__EXERCISE PROMPT__:
Work out the number of lines in the records that include the word "text"; reply with that number alone.

__DATA FOR THE TASK__:
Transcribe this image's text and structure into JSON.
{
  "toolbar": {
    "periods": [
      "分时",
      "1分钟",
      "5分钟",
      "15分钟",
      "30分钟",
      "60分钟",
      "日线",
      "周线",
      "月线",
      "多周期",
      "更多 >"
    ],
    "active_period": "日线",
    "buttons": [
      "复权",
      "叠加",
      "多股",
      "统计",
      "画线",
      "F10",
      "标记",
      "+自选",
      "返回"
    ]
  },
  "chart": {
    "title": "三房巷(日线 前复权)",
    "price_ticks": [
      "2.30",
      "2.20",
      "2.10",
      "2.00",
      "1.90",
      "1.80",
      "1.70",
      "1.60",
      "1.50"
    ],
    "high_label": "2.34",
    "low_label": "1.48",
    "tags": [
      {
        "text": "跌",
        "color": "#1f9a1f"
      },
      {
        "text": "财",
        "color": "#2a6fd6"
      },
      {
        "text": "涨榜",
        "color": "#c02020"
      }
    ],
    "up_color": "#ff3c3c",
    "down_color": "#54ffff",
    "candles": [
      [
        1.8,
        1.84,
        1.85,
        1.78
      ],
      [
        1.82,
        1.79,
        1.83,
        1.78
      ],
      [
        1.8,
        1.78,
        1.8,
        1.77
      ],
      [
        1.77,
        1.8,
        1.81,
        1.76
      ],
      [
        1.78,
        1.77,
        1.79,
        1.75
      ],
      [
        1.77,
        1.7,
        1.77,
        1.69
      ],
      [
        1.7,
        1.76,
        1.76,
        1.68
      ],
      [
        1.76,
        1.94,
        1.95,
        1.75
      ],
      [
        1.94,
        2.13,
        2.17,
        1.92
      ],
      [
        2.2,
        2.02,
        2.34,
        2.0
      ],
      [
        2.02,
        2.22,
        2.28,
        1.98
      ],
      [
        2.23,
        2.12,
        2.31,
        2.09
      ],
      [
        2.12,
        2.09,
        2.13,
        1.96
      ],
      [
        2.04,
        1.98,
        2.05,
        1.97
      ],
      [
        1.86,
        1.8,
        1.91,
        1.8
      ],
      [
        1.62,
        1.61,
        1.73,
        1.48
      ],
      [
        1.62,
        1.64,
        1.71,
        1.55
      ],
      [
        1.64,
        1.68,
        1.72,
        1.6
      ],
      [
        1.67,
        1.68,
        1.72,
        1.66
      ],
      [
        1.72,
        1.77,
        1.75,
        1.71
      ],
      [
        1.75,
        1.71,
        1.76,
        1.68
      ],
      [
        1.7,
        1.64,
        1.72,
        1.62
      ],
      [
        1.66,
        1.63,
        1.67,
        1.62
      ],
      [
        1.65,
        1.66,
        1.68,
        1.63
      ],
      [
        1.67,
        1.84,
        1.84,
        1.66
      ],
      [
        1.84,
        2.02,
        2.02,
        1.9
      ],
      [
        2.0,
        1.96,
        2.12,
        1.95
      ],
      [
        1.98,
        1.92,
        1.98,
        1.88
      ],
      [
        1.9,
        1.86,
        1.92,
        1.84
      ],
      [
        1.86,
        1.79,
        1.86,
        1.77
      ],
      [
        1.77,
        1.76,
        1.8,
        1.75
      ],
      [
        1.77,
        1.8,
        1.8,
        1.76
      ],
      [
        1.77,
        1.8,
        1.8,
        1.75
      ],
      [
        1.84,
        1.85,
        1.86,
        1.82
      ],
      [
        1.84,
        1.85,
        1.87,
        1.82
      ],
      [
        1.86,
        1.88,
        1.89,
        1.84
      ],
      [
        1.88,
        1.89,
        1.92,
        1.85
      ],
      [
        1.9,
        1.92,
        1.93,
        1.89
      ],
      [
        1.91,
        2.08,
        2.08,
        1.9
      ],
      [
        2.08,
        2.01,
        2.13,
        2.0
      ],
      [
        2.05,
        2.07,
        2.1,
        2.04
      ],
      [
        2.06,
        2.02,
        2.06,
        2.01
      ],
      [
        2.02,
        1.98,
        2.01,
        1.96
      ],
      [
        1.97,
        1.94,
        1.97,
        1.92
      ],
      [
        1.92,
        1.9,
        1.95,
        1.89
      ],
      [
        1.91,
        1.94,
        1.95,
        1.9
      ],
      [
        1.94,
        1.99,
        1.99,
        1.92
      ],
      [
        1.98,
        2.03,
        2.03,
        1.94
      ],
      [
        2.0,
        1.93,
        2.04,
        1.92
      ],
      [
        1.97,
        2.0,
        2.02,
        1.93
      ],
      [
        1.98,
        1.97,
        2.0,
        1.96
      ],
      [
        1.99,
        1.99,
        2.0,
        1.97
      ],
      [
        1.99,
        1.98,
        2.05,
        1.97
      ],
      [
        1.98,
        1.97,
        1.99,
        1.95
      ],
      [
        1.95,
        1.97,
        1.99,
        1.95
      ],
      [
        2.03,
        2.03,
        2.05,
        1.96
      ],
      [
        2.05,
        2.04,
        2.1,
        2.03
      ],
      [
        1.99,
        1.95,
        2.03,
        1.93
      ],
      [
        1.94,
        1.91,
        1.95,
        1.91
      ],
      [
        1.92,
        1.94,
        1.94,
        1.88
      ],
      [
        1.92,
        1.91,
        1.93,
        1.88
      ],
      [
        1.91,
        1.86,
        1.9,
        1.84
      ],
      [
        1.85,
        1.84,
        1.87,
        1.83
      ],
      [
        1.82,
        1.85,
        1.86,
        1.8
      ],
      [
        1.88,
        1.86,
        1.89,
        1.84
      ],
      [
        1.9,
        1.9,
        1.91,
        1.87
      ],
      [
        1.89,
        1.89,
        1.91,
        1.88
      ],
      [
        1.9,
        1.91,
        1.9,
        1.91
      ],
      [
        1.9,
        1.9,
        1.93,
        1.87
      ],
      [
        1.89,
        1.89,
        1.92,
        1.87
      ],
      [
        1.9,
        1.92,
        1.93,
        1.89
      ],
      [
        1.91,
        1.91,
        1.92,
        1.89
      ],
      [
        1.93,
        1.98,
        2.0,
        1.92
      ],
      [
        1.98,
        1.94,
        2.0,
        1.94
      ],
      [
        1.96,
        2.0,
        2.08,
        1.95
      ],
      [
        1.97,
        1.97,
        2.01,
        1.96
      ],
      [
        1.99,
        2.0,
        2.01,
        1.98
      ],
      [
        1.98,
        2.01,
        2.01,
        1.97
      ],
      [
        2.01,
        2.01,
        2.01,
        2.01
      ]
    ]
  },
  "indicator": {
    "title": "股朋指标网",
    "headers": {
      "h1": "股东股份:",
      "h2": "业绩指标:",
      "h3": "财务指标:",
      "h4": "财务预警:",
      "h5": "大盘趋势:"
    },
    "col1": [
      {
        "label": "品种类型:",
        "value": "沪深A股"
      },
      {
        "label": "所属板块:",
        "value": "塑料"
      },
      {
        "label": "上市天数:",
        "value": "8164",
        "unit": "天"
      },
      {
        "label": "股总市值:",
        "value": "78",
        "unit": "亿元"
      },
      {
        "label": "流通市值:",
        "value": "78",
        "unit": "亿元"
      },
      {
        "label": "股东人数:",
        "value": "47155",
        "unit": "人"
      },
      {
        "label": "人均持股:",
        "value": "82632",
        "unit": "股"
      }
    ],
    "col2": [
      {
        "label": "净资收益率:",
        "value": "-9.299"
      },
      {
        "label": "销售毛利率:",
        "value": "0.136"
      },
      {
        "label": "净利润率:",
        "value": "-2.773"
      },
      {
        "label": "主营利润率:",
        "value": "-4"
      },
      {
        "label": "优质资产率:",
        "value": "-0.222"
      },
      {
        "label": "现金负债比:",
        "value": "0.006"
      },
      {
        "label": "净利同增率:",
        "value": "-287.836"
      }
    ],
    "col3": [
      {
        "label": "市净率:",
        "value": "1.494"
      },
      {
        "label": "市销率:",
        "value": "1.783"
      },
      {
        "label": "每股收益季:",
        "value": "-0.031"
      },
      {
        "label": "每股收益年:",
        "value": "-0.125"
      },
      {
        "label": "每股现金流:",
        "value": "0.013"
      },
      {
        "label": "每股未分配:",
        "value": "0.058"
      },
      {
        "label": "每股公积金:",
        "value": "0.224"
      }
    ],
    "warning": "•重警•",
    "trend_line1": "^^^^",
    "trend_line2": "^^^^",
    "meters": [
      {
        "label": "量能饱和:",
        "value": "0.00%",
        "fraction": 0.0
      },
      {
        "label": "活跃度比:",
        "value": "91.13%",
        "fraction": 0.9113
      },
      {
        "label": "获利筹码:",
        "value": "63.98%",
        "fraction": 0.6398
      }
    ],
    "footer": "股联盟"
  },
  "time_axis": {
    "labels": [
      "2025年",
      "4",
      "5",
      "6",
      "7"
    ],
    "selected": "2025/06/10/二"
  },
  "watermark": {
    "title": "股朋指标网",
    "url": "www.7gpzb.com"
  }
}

__TASK SOLUTION__:
4